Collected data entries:
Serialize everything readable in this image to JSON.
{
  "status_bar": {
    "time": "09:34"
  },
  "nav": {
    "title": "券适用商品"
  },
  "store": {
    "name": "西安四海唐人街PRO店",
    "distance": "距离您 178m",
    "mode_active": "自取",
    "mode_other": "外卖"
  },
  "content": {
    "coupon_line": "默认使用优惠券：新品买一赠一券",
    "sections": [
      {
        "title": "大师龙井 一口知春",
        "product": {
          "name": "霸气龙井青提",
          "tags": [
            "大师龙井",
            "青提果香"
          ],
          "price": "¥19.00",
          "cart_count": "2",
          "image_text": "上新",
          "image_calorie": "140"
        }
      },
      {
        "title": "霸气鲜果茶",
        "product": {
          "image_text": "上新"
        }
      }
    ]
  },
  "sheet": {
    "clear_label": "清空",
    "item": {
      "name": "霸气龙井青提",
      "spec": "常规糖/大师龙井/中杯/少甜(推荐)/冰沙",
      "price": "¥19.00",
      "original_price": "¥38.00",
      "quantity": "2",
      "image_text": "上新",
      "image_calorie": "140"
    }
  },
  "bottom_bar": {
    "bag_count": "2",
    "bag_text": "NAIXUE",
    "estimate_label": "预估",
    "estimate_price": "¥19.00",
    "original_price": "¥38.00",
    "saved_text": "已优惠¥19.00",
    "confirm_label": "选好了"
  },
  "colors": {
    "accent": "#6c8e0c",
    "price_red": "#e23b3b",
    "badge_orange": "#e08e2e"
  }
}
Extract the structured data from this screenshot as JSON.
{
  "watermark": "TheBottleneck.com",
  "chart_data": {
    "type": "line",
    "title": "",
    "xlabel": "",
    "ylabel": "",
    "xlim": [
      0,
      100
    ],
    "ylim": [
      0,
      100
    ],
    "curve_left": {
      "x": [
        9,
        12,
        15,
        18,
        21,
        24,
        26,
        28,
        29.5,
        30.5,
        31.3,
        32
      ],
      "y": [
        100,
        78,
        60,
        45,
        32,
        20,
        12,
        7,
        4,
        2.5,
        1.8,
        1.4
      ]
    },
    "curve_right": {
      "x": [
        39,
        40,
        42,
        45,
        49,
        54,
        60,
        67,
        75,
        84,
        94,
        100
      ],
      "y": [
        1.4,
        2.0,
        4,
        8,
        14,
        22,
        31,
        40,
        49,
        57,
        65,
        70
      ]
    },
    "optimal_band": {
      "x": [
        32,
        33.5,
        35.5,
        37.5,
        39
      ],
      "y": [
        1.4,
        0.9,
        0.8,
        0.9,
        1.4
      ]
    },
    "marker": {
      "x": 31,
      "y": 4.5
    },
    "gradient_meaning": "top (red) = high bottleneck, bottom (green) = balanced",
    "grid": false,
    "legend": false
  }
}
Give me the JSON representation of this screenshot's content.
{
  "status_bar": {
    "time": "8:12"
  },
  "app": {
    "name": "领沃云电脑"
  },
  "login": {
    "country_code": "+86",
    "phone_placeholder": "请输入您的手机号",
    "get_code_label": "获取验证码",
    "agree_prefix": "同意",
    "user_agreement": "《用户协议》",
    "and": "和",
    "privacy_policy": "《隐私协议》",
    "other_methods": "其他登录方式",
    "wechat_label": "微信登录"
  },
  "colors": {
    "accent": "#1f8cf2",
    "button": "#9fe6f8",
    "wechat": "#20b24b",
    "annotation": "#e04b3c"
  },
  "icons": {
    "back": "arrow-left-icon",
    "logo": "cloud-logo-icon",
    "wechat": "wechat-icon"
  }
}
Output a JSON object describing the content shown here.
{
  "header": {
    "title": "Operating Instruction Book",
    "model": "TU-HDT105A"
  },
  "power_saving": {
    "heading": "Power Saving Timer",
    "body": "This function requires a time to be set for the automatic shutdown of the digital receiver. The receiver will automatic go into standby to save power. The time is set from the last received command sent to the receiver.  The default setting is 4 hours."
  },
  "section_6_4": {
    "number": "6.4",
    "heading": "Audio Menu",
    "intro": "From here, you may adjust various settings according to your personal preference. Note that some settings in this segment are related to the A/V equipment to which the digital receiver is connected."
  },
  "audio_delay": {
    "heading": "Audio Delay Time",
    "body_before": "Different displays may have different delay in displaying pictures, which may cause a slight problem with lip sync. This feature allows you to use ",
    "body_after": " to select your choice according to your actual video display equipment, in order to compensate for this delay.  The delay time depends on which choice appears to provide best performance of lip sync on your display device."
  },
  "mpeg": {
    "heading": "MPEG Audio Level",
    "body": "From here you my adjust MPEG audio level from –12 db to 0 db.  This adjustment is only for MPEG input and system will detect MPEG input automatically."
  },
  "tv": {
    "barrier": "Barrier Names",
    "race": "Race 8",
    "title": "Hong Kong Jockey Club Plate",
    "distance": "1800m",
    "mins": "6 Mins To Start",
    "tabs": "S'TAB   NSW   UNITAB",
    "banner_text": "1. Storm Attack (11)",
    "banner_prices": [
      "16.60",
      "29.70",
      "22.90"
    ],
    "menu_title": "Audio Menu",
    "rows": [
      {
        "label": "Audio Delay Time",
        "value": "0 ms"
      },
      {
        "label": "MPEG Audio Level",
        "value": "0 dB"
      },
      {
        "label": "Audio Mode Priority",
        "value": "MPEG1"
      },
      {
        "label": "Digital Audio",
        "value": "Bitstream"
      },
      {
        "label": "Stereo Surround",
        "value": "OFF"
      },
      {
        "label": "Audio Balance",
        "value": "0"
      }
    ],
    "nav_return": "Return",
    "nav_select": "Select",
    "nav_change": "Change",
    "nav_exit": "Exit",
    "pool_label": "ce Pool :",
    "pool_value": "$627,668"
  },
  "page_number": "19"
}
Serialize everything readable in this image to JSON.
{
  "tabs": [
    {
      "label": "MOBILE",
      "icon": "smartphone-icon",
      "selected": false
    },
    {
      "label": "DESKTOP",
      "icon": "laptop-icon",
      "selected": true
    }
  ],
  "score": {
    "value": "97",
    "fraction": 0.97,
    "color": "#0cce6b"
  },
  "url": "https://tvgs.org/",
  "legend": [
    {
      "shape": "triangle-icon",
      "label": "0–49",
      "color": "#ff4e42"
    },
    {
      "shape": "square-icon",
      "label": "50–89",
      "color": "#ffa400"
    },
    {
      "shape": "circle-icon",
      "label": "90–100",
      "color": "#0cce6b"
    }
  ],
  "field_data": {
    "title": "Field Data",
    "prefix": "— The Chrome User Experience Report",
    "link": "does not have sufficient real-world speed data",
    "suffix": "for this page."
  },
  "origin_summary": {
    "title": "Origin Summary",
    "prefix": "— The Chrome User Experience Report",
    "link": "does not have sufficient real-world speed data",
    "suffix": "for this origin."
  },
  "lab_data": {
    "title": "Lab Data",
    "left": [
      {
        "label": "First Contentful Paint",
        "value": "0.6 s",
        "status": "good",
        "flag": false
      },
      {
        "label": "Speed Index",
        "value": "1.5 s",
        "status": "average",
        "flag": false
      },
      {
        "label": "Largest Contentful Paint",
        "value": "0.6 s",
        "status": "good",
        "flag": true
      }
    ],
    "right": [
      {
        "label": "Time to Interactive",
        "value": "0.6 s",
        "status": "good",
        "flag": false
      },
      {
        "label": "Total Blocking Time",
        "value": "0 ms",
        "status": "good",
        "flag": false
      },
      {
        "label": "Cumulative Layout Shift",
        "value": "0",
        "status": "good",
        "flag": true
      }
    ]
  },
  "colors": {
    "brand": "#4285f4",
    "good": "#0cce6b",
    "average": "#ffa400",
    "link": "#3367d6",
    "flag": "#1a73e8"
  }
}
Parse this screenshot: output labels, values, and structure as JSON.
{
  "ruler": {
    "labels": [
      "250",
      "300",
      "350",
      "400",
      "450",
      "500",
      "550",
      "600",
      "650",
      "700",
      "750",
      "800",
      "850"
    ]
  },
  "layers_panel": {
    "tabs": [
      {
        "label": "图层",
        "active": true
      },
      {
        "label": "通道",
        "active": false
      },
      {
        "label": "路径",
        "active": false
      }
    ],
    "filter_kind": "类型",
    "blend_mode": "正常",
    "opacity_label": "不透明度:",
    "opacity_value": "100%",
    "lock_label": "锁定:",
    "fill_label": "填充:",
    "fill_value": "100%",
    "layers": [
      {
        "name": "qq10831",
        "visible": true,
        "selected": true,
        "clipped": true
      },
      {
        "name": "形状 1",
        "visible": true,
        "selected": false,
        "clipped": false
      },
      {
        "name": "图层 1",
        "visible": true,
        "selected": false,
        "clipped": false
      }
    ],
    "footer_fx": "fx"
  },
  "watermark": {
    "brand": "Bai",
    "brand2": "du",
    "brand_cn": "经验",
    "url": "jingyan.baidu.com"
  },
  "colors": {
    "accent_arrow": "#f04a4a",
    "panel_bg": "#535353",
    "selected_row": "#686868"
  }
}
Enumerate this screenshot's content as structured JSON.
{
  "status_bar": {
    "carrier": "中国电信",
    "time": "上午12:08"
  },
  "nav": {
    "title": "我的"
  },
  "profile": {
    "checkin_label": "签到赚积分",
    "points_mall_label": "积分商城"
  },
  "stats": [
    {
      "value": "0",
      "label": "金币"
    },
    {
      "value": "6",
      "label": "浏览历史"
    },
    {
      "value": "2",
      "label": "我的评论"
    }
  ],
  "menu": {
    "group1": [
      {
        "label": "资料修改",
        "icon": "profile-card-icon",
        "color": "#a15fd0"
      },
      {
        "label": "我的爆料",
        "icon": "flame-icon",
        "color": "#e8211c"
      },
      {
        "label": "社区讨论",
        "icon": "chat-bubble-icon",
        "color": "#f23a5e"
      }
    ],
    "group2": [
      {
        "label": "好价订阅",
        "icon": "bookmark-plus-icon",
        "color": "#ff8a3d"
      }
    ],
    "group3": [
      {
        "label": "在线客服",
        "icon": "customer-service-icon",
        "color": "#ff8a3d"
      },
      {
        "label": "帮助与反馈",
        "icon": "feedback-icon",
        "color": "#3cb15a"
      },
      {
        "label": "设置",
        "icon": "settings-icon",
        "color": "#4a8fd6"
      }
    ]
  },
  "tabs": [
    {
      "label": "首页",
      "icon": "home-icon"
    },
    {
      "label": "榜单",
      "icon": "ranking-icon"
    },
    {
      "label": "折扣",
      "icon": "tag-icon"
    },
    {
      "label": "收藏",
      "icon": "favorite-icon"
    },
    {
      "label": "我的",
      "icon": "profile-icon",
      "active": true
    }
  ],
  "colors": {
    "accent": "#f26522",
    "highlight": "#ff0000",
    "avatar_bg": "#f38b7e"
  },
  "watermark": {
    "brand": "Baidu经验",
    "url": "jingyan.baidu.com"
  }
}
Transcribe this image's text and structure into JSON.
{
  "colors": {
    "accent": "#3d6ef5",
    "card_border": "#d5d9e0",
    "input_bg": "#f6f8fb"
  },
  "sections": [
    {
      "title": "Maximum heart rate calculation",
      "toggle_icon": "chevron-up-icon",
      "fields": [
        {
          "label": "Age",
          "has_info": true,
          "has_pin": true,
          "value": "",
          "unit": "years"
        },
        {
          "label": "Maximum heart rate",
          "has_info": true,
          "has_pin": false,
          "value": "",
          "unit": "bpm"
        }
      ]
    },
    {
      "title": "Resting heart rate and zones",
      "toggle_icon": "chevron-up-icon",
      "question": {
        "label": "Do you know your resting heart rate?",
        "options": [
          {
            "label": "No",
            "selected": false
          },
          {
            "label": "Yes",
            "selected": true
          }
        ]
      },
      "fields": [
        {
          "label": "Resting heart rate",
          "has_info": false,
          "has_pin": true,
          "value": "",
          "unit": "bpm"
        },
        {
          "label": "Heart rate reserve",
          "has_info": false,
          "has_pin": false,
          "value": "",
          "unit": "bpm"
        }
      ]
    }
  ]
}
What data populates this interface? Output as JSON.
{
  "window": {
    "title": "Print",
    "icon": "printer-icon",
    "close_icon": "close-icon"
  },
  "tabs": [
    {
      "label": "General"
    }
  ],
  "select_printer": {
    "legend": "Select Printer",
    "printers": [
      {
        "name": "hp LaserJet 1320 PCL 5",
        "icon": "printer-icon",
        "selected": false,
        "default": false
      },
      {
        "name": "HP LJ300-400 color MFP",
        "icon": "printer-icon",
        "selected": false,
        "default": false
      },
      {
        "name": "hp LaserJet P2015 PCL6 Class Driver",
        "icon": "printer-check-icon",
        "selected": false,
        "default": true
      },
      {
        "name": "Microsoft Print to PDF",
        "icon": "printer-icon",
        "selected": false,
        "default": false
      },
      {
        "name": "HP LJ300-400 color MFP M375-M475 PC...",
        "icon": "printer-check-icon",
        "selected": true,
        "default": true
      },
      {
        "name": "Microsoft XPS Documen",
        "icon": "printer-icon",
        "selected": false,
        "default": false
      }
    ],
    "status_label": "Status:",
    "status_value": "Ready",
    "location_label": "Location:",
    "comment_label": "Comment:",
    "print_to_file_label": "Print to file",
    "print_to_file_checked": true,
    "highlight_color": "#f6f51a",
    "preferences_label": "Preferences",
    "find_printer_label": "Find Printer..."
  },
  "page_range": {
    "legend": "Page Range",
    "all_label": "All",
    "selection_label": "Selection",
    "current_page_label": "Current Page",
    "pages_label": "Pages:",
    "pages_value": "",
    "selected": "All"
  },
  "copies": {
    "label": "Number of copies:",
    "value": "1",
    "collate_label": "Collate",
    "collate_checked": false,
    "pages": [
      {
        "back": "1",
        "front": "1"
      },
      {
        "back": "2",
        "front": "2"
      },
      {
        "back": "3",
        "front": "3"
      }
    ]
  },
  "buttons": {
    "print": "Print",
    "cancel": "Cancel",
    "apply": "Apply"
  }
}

### JOB
Find every line that has "JSON" in it, then return those lines.

### EXERCISE ANSWER
Serialize everything readable in this image to JSON.
Extract the structured data from this screenshot as JSON.
Give me the JSON representation of this screenshot's content.
Output a JSON object describing the content shown here.
Serialize everything readable in this image to JSON.
Parse this screenshot: output labels, values, and structure as JSON.
Enumerate this screenshot's content as structured JSON.
Transcribe this image's text and structure into JSON.
What data populates this interface? Output as JSON.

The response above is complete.